> _What the exercise asks_: Count every line of the listing where the string "dept" occurs, and reply with the count alone.

> _Extracted entries_:
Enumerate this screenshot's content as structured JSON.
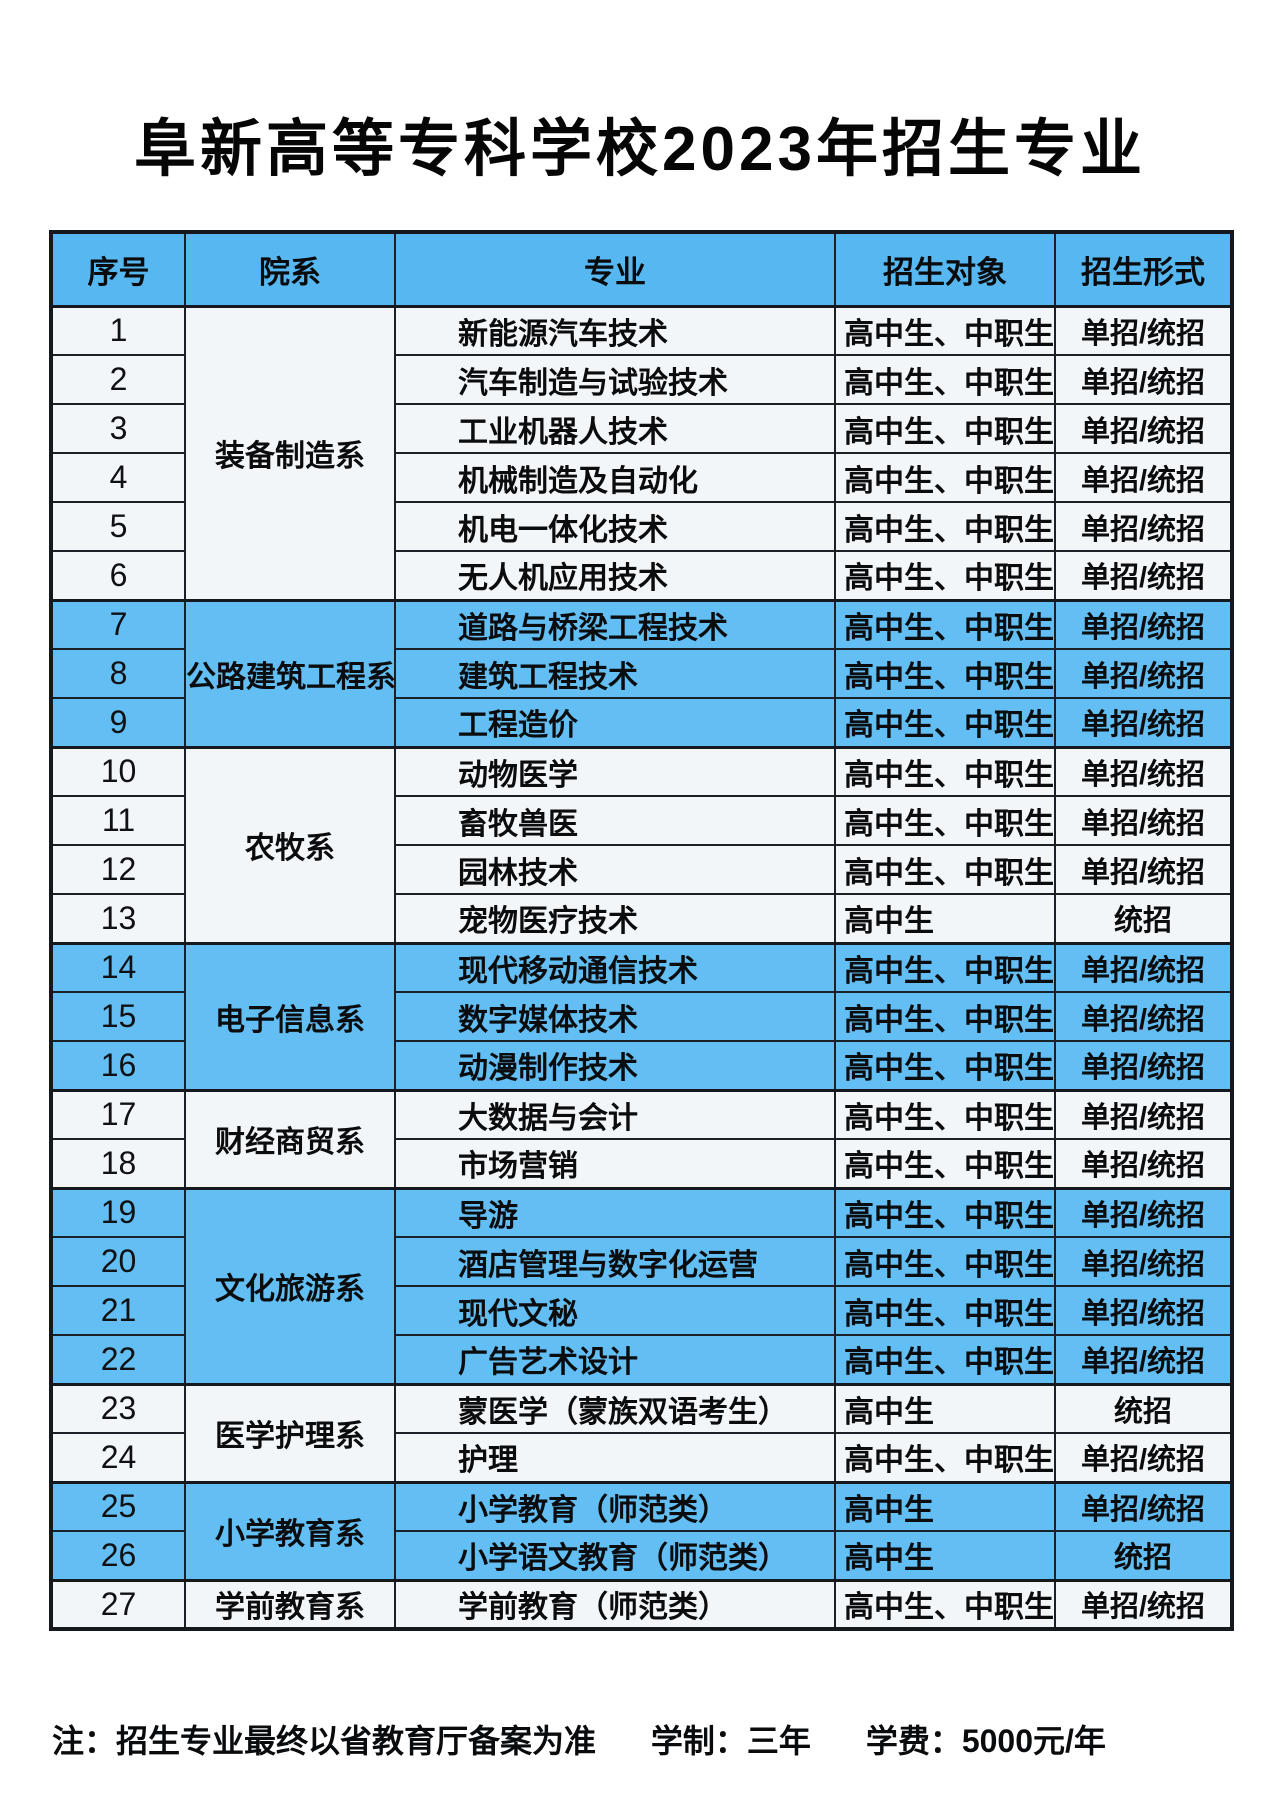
{
  "title": "阜新高等专科学校2023年招生专业",
  "colors": {
    "header_blue": "#57b7f0",
    "row_blue": "#63bef3",
    "row_white": "#f3f6f8",
    "border_dark": "#15181d"
  },
  "table": {
    "headers": [
      "序号",
      "院系",
      "专业",
      "招生对象",
      "招生形式"
    ],
    "groups": [
      {
        "dept": "装备制造系",
        "shade": "white",
        "rows": [
          {
            "no": "1",
            "major": "新能源汽车技术",
            "target": "高中生、中职生",
            "form": "单招/统招"
          },
          {
            "no": "2",
            "major": "汽车制造与试验技术",
            "target": "高中生、中职生",
            "form": "单招/统招"
          },
          {
            "no": "3",
            "major": "工业机器人技术",
            "target": "高中生、中职生",
            "form": "单招/统招"
          },
          {
            "no": "4",
            "major": "机械制造及自动化",
            "target": "高中生、中职生",
            "form": "单招/统招"
          },
          {
            "no": "5",
            "major": "机电一体化技术",
            "target": "高中生、中职生",
            "form": "单招/统招"
          },
          {
            "no": "6",
            "major": "无人机应用技术",
            "target": "高中生、中职生",
            "form": "单招/统招"
          }
        ]
      },
      {
        "dept": "公路建筑工程系",
        "shade": "blue",
        "rows": [
          {
            "no": "7",
            "major": "道路与桥梁工程技术",
            "target": "高中生、中职生",
            "form": "单招/统招"
          },
          {
            "no": "8",
            "major": "建筑工程技术",
            "target": "高中生、中职生",
            "form": "单招/统招"
          },
          {
            "no": "9",
            "major": "工程造价",
            "target": "高中生、中职生",
            "form": "单招/统招"
          }
        ]
      },
      {
        "dept": "农牧系",
        "shade": "white",
        "rows": [
          {
            "no": "10",
            "major": "动物医学",
            "target": "高中生、中职生",
            "form": "单招/统招"
          },
          {
            "no": "11",
            "major": "畜牧兽医",
            "target": "高中生、中职生",
            "form": "单招/统招"
          },
          {
            "no": "12",
            "major": "园林技术",
            "target": "高中生、中职生",
            "form": "单招/统招"
          },
          {
            "no": "13",
            "major": "宠物医疗技术",
            "target": "高中生",
            "form": "统招"
          }
        ]
      },
      {
        "dept": "电子信息系",
        "shade": "blue",
        "rows": [
          {
            "no": "14",
            "major": "现代移动通信技术",
            "target": "高中生、中职生",
            "form": "单招/统招"
          },
          {
            "no": "15",
            "major": "数字媒体技术",
            "target": "高中生、中职生",
            "form": "单招/统招"
          },
          {
            "no": "16",
            "major": "动漫制作技术",
            "target": "高中生、中职生",
            "form": "单招/统招"
          }
        ]
      },
      {
        "dept": "财经商贸系",
        "shade": "white",
        "rows": [
          {
            "no": "17",
            "major": "大数据与会计",
            "target": "高中生、中职生",
            "form": "单招/统招"
          },
          {
            "no": "18",
            "major": "市场营销",
            "target": "高中生、中职生",
            "form": "单招/统招"
          }
        ]
      },
      {
        "dept": "文化旅游系",
        "shade": "blue",
        "rows": [
          {
            "no": "19",
            "major": "导游",
            "target": "高中生、中职生",
            "form": "单招/统招"
          },
          {
            "no": "20",
            "major": "酒店管理与数字化运营",
            "target": "高中生、中职生",
            "form": "单招/统招"
          },
          {
            "no": "21",
            "major": "现代文秘",
            "target": "高中生、中职生",
            "form": "单招/统招"
          },
          {
            "no": "22",
            "major": "广告艺术设计",
            "target": "高中生、中职生",
            "form": "单招/统招"
          }
        ]
      },
      {
        "dept": "医学护理系",
        "shade": "white",
        "rows": [
          {
            "no": "23",
            "major": "蒙医学（蒙族双语考生）",
            "target": "高中生",
            "form": "统招"
          },
          {
            "no": "24",
            "major": "护理",
            "target": "高中生、中职生",
            "form": "单招/统招"
          }
        ]
      },
      {
        "dept": "小学教育系",
        "shade": "blue",
        "rows": [
          {
            "no": "25",
            "major": "小学教育（师范类）",
            "target": "高中生",
            "form": "单招/统招"
          },
          {
            "no": "26",
            "major": "小学语文教育（师范类）",
            "target": "高中生",
            "form": "统招"
          }
        ]
      },
      {
        "dept": "学前教育系",
        "shade": "white",
        "rows": [
          {
            "no": "27",
            "major": "学前教育（师范类）",
            "target": "高中生、中职生",
            "form": "单招/统招"
          }
        ]
      }
    ]
  },
  "note": {
    "prefix": "注：招生专业最终以省教育厅备案为准",
    "term": "学制：三年",
    "fee": "学费：5000元/年"
  }
}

> _Exercise response_: 9